[Stored data entries]

—————

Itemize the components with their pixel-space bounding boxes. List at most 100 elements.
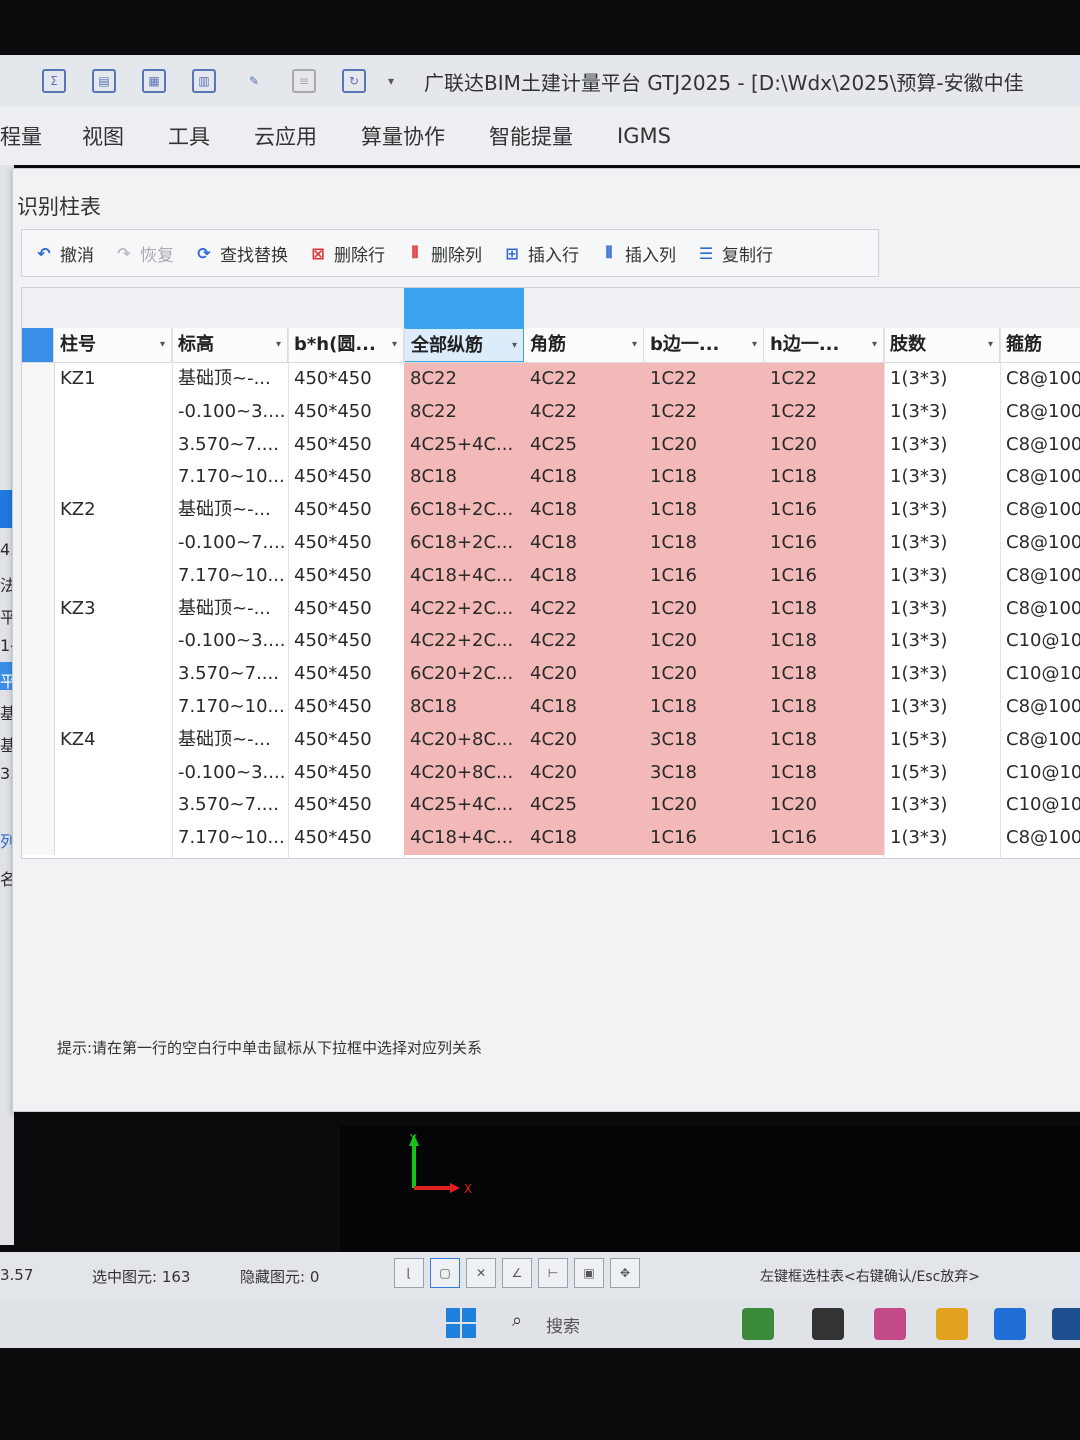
cell-leg-count[interactable]: 1(3*3) xyxy=(884,429,1000,462)
cell-all-longitudinal[interactable]: 4C20+8C... xyxy=(404,723,524,757)
cell-leg-count[interactable]: 1(3*3) xyxy=(884,625,1000,658)
cell-section-size[interactable]: 450*450 xyxy=(288,494,404,527)
cell-stirrup[interactable]: C8@100 xyxy=(1000,724,1080,757)
cell-elevation[interactable]: 基础顶~-... xyxy=(172,724,288,757)
menu-quantity[interactable]: 程量 xyxy=(0,121,42,151)
row-selector[interactable] xyxy=(22,428,55,462)
cell-b-side[interactable]: 1C20 xyxy=(644,428,764,462)
ortho-icon[interactable]: ⌊ xyxy=(394,1258,424,1288)
cell-all-longitudinal[interactable]: 4C18+4C... xyxy=(404,559,524,593)
header-leg-count[interactable]: 肢数 ▾ xyxy=(884,328,1000,362)
insert-row-button[interactable]: ⊞ 插入行 xyxy=(502,241,579,266)
delete-row-button[interactable]: ⊠ 删除行 xyxy=(308,241,385,266)
row-header-corner[interactable] xyxy=(22,328,54,362)
cell-h-side[interactable]: 1C18 xyxy=(764,592,884,626)
row-selector[interactable] xyxy=(22,395,55,429)
table-row[interactable]: -0.100~7.... 450*450 6C18+2C... 4C18 1C18 1C1… xyxy=(22,526,1080,560)
cell-b-side[interactable]: 1C22 xyxy=(644,363,764,396)
cad-icon[interactable] xyxy=(1052,1308,1080,1340)
cell-leg-count[interactable]: 1(3*3) xyxy=(884,593,1000,626)
cell-b-side[interactable]: 1C16 xyxy=(644,822,764,855)
cell-elevation[interactable]: 7.170~10... xyxy=(172,822,288,855)
table-row[interactable]: 7.170~10... 450*450 4C18+4C... 4C18 1C16 1C16… xyxy=(22,822,1080,855)
cell-column-id[interactable]: KZ4 xyxy=(54,724,172,757)
cell-h-side[interactable]: 1C22 xyxy=(764,363,884,396)
cell-section-size[interactable]: 450*450 xyxy=(288,396,404,429)
sum-icon[interactable]: Σ xyxy=(42,69,66,93)
windows-start-icon[interactable] xyxy=(446,1308,476,1338)
cell-h-side[interactable]: 1C18 xyxy=(764,723,884,757)
cell-column-id[interactable]: KZ3 xyxy=(54,593,172,626)
cell-column-id[interactable] xyxy=(54,560,172,593)
cell-stirrup[interactable]: C8@100/ xyxy=(1000,396,1080,429)
cell-column-id[interactable] xyxy=(54,625,172,658)
cell-all-longitudinal[interactable]: 4C25+4C... xyxy=(404,428,524,462)
row-selector[interactable] xyxy=(22,756,55,790)
row-selector[interactable] xyxy=(22,625,55,659)
cell-leg-count[interactable]: 1(3*3) xyxy=(884,527,1000,560)
cell-section-size[interactable]: 450*450 xyxy=(288,593,404,626)
cell-elevation[interactable]: 基础顶~-... xyxy=(172,494,288,527)
dropdown-caret-icon[interactable]: ▾ xyxy=(752,328,757,362)
folder-icon[interactable] xyxy=(936,1308,968,1340)
cell-corner-bar[interactable]: 4C18 xyxy=(524,494,644,527)
cell-stirrup[interactable]: C8@100/200 xyxy=(1000,691,1080,724)
cell-h-side[interactable]: 1C16 xyxy=(764,822,884,855)
cell-column-id[interactable]: KZ1 xyxy=(54,363,172,396)
cell-section-size[interactable]: 450*450 xyxy=(288,789,404,822)
cell-all-longitudinal[interactable]: 4C20+8C... xyxy=(404,756,524,790)
table-row[interactable]: 3.570~7.... 450*450 4C25+4C... 4C25 1C20 1C20… xyxy=(22,428,1080,462)
angle-icon[interactable]: ∠ xyxy=(502,1258,532,1288)
row-selector[interactable] xyxy=(22,559,55,593)
cell-leg-count[interactable]: 1(3*3) xyxy=(884,822,1000,855)
table-row[interactable]: 3.570~7.... 450*450 4C25+4C... 4C25 1C20 1C20… xyxy=(22,789,1080,823)
cell-b-side[interactable]: 1C20 xyxy=(644,789,764,823)
cell-elevation[interactable]: -0.100~7.... xyxy=(172,527,288,560)
header-elevation[interactable]: 标高 ▾ xyxy=(172,328,288,362)
quick-access-dropdown[interactable]: ▾ xyxy=(388,74,394,88)
cell-corner-bar[interactable]: 4C18 xyxy=(524,822,644,855)
cell-leg-count[interactable]: 1(3*3) xyxy=(884,363,1000,396)
cell-leg-count[interactable]: 1(3*3) xyxy=(884,691,1000,724)
cell-column-id[interactable]: KZ2 xyxy=(54,494,172,527)
cell-section-size[interactable]: 450*450 xyxy=(288,560,404,593)
cell-column-id[interactable] xyxy=(54,691,172,724)
cell-corner-bar[interactable]: 4C25 xyxy=(524,789,644,823)
cell-h-side[interactable]: 1C16 xyxy=(764,526,884,560)
cell-stirrup[interactable]: C8@100/ xyxy=(1000,429,1080,462)
cell-all-longitudinal[interactable]: 6C18+2C... xyxy=(404,494,524,527)
row-selector[interactable] xyxy=(22,461,55,495)
cell-section-size[interactable]: 450*450 xyxy=(288,625,404,658)
menu-igms[interactable]: IGMS xyxy=(617,124,671,148)
cell-column-id[interactable] xyxy=(54,527,172,560)
table-row[interactable]: KZ2 基础顶~-... 450*450 6C18+2C... 4C18 1C18 1C16… xyxy=(22,494,1080,527)
cell-leg-count[interactable]: 1(3*3) xyxy=(884,461,1000,494)
row-selector[interactable] xyxy=(22,658,55,691)
cell-b-side[interactable]: 1C20 xyxy=(644,658,764,691)
refresh-icon[interactable]: ↻ xyxy=(342,69,366,93)
cell-stirrup[interactable]: C8@100/2 xyxy=(1000,461,1080,494)
cell-corner-bar[interactable]: 4C18 xyxy=(524,461,644,495)
cell-leg-count[interactable]: 1(3*3) xyxy=(884,494,1000,527)
cell-h-side[interactable]: 1C22 xyxy=(764,395,884,429)
cell-corner-bar[interactable]: 4C18 xyxy=(524,526,644,560)
delete-col-button[interactable]: ⫴ 删除列 xyxy=(405,241,482,266)
cell-stirrup[interactable]: C8@100/2 xyxy=(1000,527,1080,560)
table-row[interactable]: KZ1 基础顶~-... 450*450 8C22 4C22 1C22 1C22 1(3*3)… xyxy=(22,363,1080,396)
copy-row-button[interactable]: ☰ 复制行 xyxy=(696,241,773,266)
dropdown-caret-icon[interactable]: ▾ xyxy=(632,328,637,362)
cell-all-longitudinal[interactable]: 6C18+2C... xyxy=(404,526,524,560)
search-icon[interactable]: ⌕ xyxy=(512,1310,522,1331)
pen-icon[interactable]: ✎ xyxy=(242,69,266,93)
cell-b-side[interactable]: 3C18 xyxy=(644,723,764,757)
cell-corner-bar[interactable]: 4C18 xyxy=(524,690,644,724)
cell-corner-bar[interactable]: 4C22 xyxy=(524,395,644,429)
dropdown-caret-icon[interactable]: ▾ xyxy=(988,328,993,362)
menu-collab[interactable]: 算量协作 xyxy=(361,121,445,151)
row-selector[interactable] xyxy=(22,822,55,855)
cell-corner-bar[interactable]: 4C22 xyxy=(524,625,644,659)
cell-column-id[interactable] xyxy=(54,461,172,494)
cell-stirrup[interactable]: C10@100 xyxy=(1000,625,1080,658)
menu-tools[interactable]: 工具 xyxy=(168,121,210,151)
cell-h-side[interactable]: 1C18 xyxy=(764,461,884,495)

—————

**DESCRIPTION OF THE TASK**
Replace "row-selector" with "row-picker" everywhere in the lines above and write them all out again with nothing else changed. Leave the pictures out.

**RESPONSE TO THE TASK**
Itemize the components with their pixel-space bounding boxes. List at most 100 elements.
cell-leg-count[interactable]: 1(3*3) xyxy=(884,429,1000,462)
cell-all-longitudinal[interactable]: 4C20+8C... xyxy=(404,723,524,757)
cell-leg-count[interactable]: 1(3*3) xyxy=(884,625,1000,658)
cell-section-size[interactable]: 450*450 xyxy=(288,494,404,527)
cell-stirrup[interactable]: C8@100 xyxy=(1000,724,1080,757)
cell-elevation[interactable]: 基础顶~-... xyxy=(172,724,288,757)
menu-quantity[interactable]: 程量 xyxy=(0,121,42,151)
row-picker[interactable] xyxy=(22,428,55,462)
cell-b-side[interactable]: 1C20 xyxy=(644,428,764,462)
ortho-icon[interactable]: ⌊ xyxy=(394,1258,424,1288)
cell-all-longitudinal[interactable]: 4C18+4C... xyxy=(404,559,524,593)
header-leg-count[interactable]: 肢数 ▾ xyxy=(884,328,1000,362)
insert-row-button[interactable]: ⊞ 插入行 xyxy=(502,241,579,266)
delete-row-button[interactable]: ⊠ 删除行 xyxy=(308,241,385,266)
row-header-corner[interactable] xyxy=(22,328,54,362)
cell-h-side[interactable]: 1C18 xyxy=(764,592,884,626)
row-picker[interactable] xyxy=(22,395,55,429)
table-row[interactable]: -0.100~7.... 450*450 6C18+2C... 4C18 1C18 1C1… xyxy=(22,526,1080,560)
cell-b-side[interactable]: 1C22 xyxy=(644,363,764,396)
cad-icon[interactable] xyxy=(1052,1308,1080,1340)
cell-leg-count[interactable]: 1(3*3) xyxy=(884,593,1000,626)
cell-b-side[interactable]: 1C16 xyxy=(644,822,764,855)
cell-elevation[interactable]: 7.170~10... xyxy=(172,822,288,855)
table-row[interactable]: 7.170~10... 450*450 4C18+4C... 4C18 1C16 1C16… xyxy=(22,822,1080,855)
cell-column-id[interactable]: KZ4 xyxy=(54,724,172,757)
cell-h-side[interactable]: 1C22 xyxy=(764,363,884,396)
cell-section-size[interactable]: 450*450 xyxy=(288,396,404,429)
sum-icon[interactable]: Σ xyxy=(42,69,66,93)
windows-start-icon[interactable] xyxy=(446,1308,476,1338)
cell-h-side[interactable]: 1C18 xyxy=(764,723,884,757)
cell-column-id[interactable]: KZ3 xyxy=(54,593,172,626)
cell-column-id[interactable] xyxy=(54,560,172,593)
cell-stirrup[interactable]: C8@100/ xyxy=(1000,396,1080,429)
cell-column-id[interactable] xyxy=(54,625,172,658)
cell-all-longitudinal[interactable]: 4C25+4C... xyxy=(404,428,524,462)
row-picker[interactable] xyxy=(22,756,55,790)
row-picker[interactable] xyxy=(22,625,55,659)
cell-leg-count[interactable]: 1(3*3) xyxy=(884,527,1000,560)
cell-section-size[interactable]: 450*450 xyxy=(288,593,404,626)
cell-elevation[interactable]: 基础顶~-... xyxy=(172,494,288,527)
dropdown-caret-icon[interactable]: ▾ xyxy=(752,328,757,362)
folder-icon[interactable] xyxy=(936,1308,968,1340)
cell-corner-bar[interactable]: 4C18 xyxy=(524,494,644,527)
cell-stirrup[interactable]: C8@100/200 xyxy=(1000,691,1080,724)
cell-h-side[interactable]: 1C16 xyxy=(764,822,884,855)
cell-column-id[interactable]: KZ1 xyxy=(54,363,172,396)
cell-section-size[interactable]: 450*450 xyxy=(288,789,404,822)
cell-all-longitudinal[interactable]: 4C20+8C... xyxy=(404,756,524,790)
table-row[interactable]: 3.570~7.... 450*450 4C25+4C... 4C25 1C20 1C20… xyxy=(22,428,1080,462)
angle-icon[interactable]: ∠ xyxy=(502,1258,532,1288)
row-picker[interactable] xyxy=(22,559,55,593)
cell-leg-count[interactable]: 1(3*3) xyxy=(884,822,1000,855)
table-row[interactable]: 3.570~7.... 450*450 4C25+4C... 4C25 1C20 1C20… xyxy=(22,789,1080,823)
cell-b-side[interactable]: 1C20 xyxy=(644,789,764,823)
cell-elevation[interactable]: -0.100~7.... xyxy=(172,527,288,560)
header-elevation[interactable]: 标高 ▾ xyxy=(172,328,288,362)
quick-access-dropdown[interactable]: ▾ xyxy=(388,74,394,88)
cell-corner-bar[interactable]: 4C18 xyxy=(524,822,644,855)
cell-leg-count[interactable]: 1(3*3) xyxy=(884,363,1000,396)
cell-leg-count[interactable]: 1(3*3) xyxy=(884,691,1000,724)
cell-column-id[interactable]: KZ2 xyxy=(54,494,172,527)
cell-section-size[interactable]: 450*450 xyxy=(288,560,404,593)
cell-column-id[interactable] xyxy=(54,691,172,724)
cell-corner-bar[interactable]: 4C25 xyxy=(524,789,644,823)
cell-h-side[interactable]: 1C16 xyxy=(764,526,884,560)
cell-stirrup[interactable]: C8@100/ xyxy=(1000,429,1080,462)
cell-all-longitudinal[interactable]: 6C18+2C... xyxy=(404,494,524,527)
row-picker[interactable] xyxy=(22,461,55,495)
cell-section-size[interactable]: 450*450 xyxy=(288,625,404,658)
menu-igms[interactable]: IGMS xyxy=(617,124,671,148)
cell-column-id[interactable] xyxy=(54,527,172,560)
table-row[interactable]: KZ2 基础顶~-... 450*450 6C18+2C... 4C18 1C18 1C16… xyxy=(22,494,1080,527)
cell-leg-count[interactable]: 1(3*3) xyxy=(884,461,1000,494)
row-picker[interactable] xyxy=(22,658,55,691)
cell-b-side[interactable]: 1C20 xyxy=(644,658,764,691)
refresh-icon[interactable]: ↻ xyxy=(342,69,366,93)
cell-stirrup[interactable]: C8@100/2 xyxy=(1000,461,1080,494)
cell-corner-bar[interactable]: 4C18 xyxy=(524,461,644,495)
cell-leg-count[interactable]: 1(3*3) xyxy=(884,494,1000,527)
cell-h-side[interactable]: 1C22 xyxy=(764,395,884,429)
cell-corner-bar[interactable]: 4C18 xyxy=(524,526,644,560)
delete-col-button[interactable]: ⫴ 删除列 xyxy=(405,241,482,266)
cell-stirrup[interactable]: C8@100/2 xyxy=(1000,527,1080,560)
table-row[interactable]: KZ1 基础顶~-... 450*450 8C22 4C22 1C22 1C22 1(3*3)… xyxy=(22,363,1080,396)
copy-row-button[interactable]: ☰ 复制行 xyxy=(696,241,773,266)
dropdown-caret-icon[interactable]: ▾ xyxy=(632,328,637,362)
cell-all-longitudinal[interactable]: 6C18+2C... xyxy=(404,526,524,560)
search-icon[interactable]: ⌕ xyxy=(512,1310,522,1331)
pen-icon[interactable]: ✎ xyxy=(242,69,266,93)
cell-b-side[interactable]: 3C18 xyxy=(644,723,764,757)
cell-corner-bar[interactable]: 4C18 xyxy=(524,690,644,724)
cell-corner-bar[interactable]: 4C22 xyxy=(524,395,644,429)
dropdown-caret-icon[interactable]: ▾ xyxy=(988,328,993,362)
menu-collab[interactable]: 算量协作 xyxy=(361,121,445,151)
row-picker[interactable] xyxy=(22,822,55,855)
cell-corner-bar[interactable]: 4C22 xyxy=(524,625,644,659)
cell-column-id[interactable] xyxy=(54,461,172,494)
cell-stirrup[interactable]: C10@100 xyxy=(1000,625,1080,658)
menu-tools[interactable]: 工具 xyxy=(168,121,210,151)
cell-h-side[interactable]: 1C18 xyxy=(764,461,884,495)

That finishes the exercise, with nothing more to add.